*OBJECTIVE*: Copy each line below without leaving any out.

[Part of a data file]
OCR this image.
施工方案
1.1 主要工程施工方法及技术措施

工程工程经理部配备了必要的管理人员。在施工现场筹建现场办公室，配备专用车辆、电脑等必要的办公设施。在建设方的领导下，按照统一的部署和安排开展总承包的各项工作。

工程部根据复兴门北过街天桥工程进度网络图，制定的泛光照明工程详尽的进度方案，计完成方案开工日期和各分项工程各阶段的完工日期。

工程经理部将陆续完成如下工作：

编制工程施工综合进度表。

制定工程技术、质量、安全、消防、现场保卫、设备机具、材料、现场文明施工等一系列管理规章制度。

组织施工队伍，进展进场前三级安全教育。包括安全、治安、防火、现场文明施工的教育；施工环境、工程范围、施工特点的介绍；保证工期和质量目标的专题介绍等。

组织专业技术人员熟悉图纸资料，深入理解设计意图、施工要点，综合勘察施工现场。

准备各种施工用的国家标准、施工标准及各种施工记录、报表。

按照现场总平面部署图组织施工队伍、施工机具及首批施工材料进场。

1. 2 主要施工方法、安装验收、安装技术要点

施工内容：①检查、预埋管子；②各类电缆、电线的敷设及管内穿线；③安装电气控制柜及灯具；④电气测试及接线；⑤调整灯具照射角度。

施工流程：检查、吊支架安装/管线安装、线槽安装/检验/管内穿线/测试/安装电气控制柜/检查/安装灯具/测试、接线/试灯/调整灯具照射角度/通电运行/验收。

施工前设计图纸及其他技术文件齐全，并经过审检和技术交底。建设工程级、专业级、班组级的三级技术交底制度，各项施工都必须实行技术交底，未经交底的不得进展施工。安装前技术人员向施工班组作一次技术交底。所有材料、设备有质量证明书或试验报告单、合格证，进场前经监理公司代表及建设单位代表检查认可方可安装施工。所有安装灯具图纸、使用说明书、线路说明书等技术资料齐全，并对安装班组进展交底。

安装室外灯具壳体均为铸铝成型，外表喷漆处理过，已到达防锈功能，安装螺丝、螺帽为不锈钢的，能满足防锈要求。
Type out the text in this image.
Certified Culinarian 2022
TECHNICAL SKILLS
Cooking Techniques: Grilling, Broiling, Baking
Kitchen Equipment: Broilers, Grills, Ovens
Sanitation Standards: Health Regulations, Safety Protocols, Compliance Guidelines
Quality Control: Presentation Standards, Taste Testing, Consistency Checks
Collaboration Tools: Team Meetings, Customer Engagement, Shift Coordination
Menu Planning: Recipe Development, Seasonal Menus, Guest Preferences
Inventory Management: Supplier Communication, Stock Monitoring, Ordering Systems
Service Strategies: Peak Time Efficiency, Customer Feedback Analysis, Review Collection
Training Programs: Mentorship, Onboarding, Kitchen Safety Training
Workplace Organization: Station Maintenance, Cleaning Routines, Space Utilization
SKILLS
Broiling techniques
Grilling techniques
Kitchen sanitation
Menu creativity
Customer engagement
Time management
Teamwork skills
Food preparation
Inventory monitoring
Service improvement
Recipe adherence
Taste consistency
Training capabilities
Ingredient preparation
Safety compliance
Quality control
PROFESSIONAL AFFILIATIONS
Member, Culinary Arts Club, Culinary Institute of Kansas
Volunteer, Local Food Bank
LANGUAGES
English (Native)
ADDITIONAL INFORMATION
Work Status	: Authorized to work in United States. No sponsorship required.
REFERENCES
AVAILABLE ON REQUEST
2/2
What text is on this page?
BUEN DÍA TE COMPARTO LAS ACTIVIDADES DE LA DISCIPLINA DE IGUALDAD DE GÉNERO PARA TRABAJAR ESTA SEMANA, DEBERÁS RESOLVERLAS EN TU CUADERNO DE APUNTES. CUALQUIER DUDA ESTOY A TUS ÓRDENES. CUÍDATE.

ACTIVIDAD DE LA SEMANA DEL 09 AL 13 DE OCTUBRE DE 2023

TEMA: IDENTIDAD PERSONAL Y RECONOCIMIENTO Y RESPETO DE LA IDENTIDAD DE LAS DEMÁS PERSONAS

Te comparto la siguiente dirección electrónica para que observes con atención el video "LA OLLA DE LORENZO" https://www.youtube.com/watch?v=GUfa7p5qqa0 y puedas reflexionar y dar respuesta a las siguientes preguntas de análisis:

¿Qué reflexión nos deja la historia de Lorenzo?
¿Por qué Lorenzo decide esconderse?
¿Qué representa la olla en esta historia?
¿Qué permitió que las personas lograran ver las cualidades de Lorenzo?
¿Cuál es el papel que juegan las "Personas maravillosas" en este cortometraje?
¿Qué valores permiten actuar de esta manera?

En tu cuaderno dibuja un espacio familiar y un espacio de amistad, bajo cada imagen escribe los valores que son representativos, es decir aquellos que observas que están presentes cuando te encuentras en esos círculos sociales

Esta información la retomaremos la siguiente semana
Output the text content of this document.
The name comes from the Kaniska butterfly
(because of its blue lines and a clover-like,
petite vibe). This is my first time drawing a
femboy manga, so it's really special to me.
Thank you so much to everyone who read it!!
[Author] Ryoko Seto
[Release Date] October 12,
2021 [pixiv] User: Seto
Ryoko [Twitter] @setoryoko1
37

*ANSWER TO THE PROBLEM*:
OCR this image.
施工方案
1.1 主要工程施工方法及技术措施

工程工程经理部配备了必要的管理人员。在施工现场筹建现场办公室，配备专用车辆、电脑等必要的办公设施。在建设方的领导下，按照统一的部署和安排开展总承包的各项工作。

工程部根据复兴门北过街天桥工程进度网络图，制定的泛光照明工程详尽的进度方案，计完成方案开工日期和各分项工程各阶段的完工日期。

工程经理部将陆续完成如下工作：

编制工程施工综合进度表。

制定工程技术、质量、安全、消防、现场保卫、设备机具、材料、现场文明施工等一系列管理规章制度。

组织施工队伍，进展进场前三级安全教育。包括安全、治安、防火、现场文明施工的教育；施工环境、工程范围、施工特点的介绍；保证工期和质量目标的专题介绍等。

组织专业技术人员熟悉图纸资料，深入理解设计意图、施工要点，综合勘察施工现场。

准备各种施工用的国家标准、施工标准及各种施工记录、报表。

按照现场总平面部署图组织施工队伍、施工机具及首批施工材料进场。

1. 2 主要施工方法、安装验收、安装技术要点

施工内容：①检查、预埋管子；②各类电缆、电线的敷设及管内穿线；③安装电气控制柜及灯具；④电气测试及接线；⑤调整灯具照射角度。

施工流程：检查、吊支架安装/管线安装、线槽安装/检验/管内穿线/测试/安装电气控制柜/检查/安装灯具/测试、接线/试灯/调整灯具照射角度/通电运行/验收。

施工前设计图纸及其他技术文件齐全，并经过审检和技术交底。建设工程级、专业级、班组级的三级技术交底制度，各项施工都必须实行技术交底，未经交底的不得进展施工。安装前技术人员向施工班组作一次技术交底。所有材料、设备有质量证明书或试验报告单、合格证，进场前经监理公司代表及建设单位代表检查认可方可安装施工。所有安装灯具图纸、使用说明书、线路说明书等技术资料齐全，并对安装班组进展交底。

安装室外灯具壳体均为铸铝成型，外表喷漆处理过，已到达防锈功能，安装螺丝、螺帽为不锈钢的，能满足防锈要求。
Type out the text in this image.
Certified Culinarian 2022
TECHNICAL SKILLS
Cooking Techniques: Grilling, Broiling, Baking
Kitchen Equipment: Broilers, Grills, Ovens
Sanitation Standards: Health Regulations, Safety Protocols, Compliance Guidelines
Quality Control: Presentation Standards, Taste Testing, Consistency Checks
Collaboration Tools: Team Meetings, Customer Engagement, Shift Coordination
Menu Planning: Recipe Development, Seasonal Menus, Guest Preferences
Inventory Management: Supplier Communication, Stock Monitoring, Ordering Systems
Service Strategies: Peak Time Efficiency, Customer Feedback Analysis, Review Collection
Training Programs: Mentorship, Onboarding, Kitchen Safety Training
Workplace Organization: Station Maintenance, Cleaning Routines, Space Utilization
SKILLS
Broiling techniques
Grilling techniques
Kitchen sanitation
Menu creativity
Customer engagement
Time management
Teamwork skills
Food preparation
Inventory monitoring
Service improvement
Recipe adherence
Taste consistency
Training capabilities
Ingredient preparation
Safety compliance
Quality control
PROFESSIONAL AFFILIATIONS
Member, Culinary Arts Club, Culinary Institute of Kansas
Volunteer, Local Food Bank
LANGUAGES
English (Native)
ADDITIONAL INFORMATION
Work Status	: Authorized to work in United States. No sponsorship required.
REFERENCES
AVAILABLE ON REQUEST
2/2
What text is on this page?
BUEN DÍA TE COMPARTO LAS ACTIVIDADES DE LA DISCIPLINA DE IGUALDAD DE GÉNERO PARA TRABAJAR ESTA SEMANA, DEBERÁS RESOLVERLAS EN TU CUADERNO DE APUNTES. CUALQUIER DUDA ESTOY A TUS ÓRDENES. CUÍDATE.

ACTIVIDAD DE LA SEMANA DEL 09 AL 13 DE OCTUBRE DE 2023

TEMA: IDENTIDAD PERSONAL Y RECONOCIMIENTO Y RESPETO DE LA IDENTIDAD DE LAS DEMÁS PERSONAS

Te comparto la siguiente dirección electrónica para que observes con atención el video "LA OLLA DE LORENZO" https://www.youtube.com/watch?v=GUfa7p5qqa0 y puedas reflexionar y dar respuesta a las siguientes preguntas de análisis:

¿Qué reflexión nos deja la historia de Lorenzo?
¿Por qué Lorenzo decide esconderse?
¿Qué representa la olla en esta historia?
¿Qué permitió que las personas lograran ver las cualidades de Lorenzo?
¿Cuál es el papel que juegan las "Personas maravillosas" en este cortometraje?
¿Qué valores permiten actuar de esta manera?

En tu cuaderno dibuja un espacio familiar y un espacio de amistad, bajo cada imagen escribe los valores que son representativos, es decir aquellos que observas que están presentes cuando te encuentras en esos círculos sociales

Esta información la retomaremos la siguiente semana
Output the text content of this document.
The name comes from the Kaniska butterfly
(because of its blue lines and a clover-like,
petite vibe). This is my first time drawing a
femboy manga, so it's really special to me.
Thank you so much to everyone who read it!!
[Author] Ryoko Seto
[Release Date] October 12,
2021 [pixiv] User: Seto
Ryoko [Twitter] @setoryoko1
37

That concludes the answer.